■ **Direction**
Find every line of the listing below where "participación" appears, and copy it.

■ **Data excerpts**
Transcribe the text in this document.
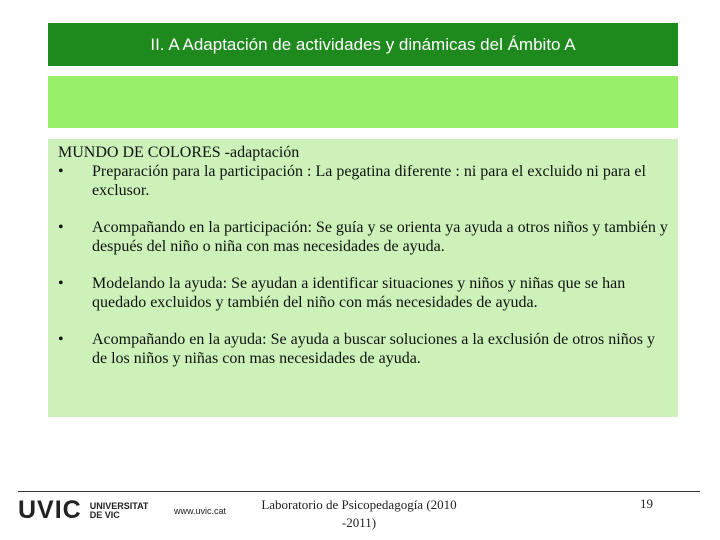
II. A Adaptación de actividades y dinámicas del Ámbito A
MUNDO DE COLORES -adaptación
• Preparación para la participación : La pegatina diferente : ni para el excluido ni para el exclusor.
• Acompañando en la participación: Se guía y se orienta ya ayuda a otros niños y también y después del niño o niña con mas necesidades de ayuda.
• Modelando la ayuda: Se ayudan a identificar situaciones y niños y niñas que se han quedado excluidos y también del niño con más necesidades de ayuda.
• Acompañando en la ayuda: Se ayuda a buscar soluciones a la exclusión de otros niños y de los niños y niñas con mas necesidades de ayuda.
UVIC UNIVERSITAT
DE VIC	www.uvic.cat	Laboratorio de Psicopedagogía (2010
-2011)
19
--
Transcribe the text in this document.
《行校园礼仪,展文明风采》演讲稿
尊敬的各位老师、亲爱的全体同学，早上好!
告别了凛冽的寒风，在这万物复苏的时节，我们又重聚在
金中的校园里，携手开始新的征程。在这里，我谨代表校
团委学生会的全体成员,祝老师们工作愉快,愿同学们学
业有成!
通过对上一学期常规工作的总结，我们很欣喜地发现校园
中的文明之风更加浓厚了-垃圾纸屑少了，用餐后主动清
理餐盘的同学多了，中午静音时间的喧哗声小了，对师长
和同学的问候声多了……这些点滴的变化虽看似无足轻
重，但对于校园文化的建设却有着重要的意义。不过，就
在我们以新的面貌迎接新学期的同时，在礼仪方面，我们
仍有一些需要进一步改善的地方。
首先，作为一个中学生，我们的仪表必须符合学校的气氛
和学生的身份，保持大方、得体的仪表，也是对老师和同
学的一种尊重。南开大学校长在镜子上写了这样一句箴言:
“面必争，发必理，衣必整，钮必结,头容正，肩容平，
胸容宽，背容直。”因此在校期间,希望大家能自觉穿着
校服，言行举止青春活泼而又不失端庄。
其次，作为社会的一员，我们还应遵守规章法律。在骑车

■ **Task response**
• Preparación para la participación : La pegatina diferente : ni para el excluido ni para el exclusor.
• Acompañando en la participación: Se guía y se orienta ya ayuda a otros niños y también y después del niño o niña con mas necesidades de ayuda.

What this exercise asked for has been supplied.